■ Directive ■
Every line of the data that contains the string "murilofreitas" must be copied.

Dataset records
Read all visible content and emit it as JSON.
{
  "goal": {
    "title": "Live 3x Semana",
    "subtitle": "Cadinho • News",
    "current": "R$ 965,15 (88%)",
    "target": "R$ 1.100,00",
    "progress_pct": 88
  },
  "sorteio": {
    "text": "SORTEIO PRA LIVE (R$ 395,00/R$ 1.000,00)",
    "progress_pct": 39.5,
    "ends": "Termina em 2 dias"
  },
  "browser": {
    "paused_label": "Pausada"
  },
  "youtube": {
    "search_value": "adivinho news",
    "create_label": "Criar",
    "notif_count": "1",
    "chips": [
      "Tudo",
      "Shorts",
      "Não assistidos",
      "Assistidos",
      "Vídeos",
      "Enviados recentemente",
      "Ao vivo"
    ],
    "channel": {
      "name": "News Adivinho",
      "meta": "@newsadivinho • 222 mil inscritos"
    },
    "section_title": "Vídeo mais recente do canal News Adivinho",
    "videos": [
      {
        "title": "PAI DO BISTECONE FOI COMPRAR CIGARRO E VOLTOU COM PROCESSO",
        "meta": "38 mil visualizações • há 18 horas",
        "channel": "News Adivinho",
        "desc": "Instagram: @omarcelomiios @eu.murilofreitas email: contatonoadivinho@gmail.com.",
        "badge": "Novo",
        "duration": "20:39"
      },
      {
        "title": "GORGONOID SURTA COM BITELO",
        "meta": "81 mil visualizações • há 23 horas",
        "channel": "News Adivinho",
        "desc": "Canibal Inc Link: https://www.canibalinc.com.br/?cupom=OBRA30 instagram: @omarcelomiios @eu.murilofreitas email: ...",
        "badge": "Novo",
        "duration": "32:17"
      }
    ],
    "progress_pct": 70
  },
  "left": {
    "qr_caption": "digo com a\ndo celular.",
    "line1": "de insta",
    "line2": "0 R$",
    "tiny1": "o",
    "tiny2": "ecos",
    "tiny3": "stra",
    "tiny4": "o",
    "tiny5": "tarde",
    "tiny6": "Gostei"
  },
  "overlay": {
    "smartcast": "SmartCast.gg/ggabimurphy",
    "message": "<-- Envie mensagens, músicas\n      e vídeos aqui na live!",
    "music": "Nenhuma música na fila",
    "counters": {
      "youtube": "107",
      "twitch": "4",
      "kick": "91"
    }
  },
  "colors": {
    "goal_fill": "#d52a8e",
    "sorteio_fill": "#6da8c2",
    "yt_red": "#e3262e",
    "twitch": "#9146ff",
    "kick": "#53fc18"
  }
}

■ The completed task ■
        "desc": "Instagram: @omarcelomiios @eu.murilofreitas email: contatonoadivinho@gmail.com.",
        "desc": "Canibal Inc Link: https://www.canibalinc.com.br/?cupom=OBRA30 instagram: @omarcelomiios @eu.murilofreitas email: ...",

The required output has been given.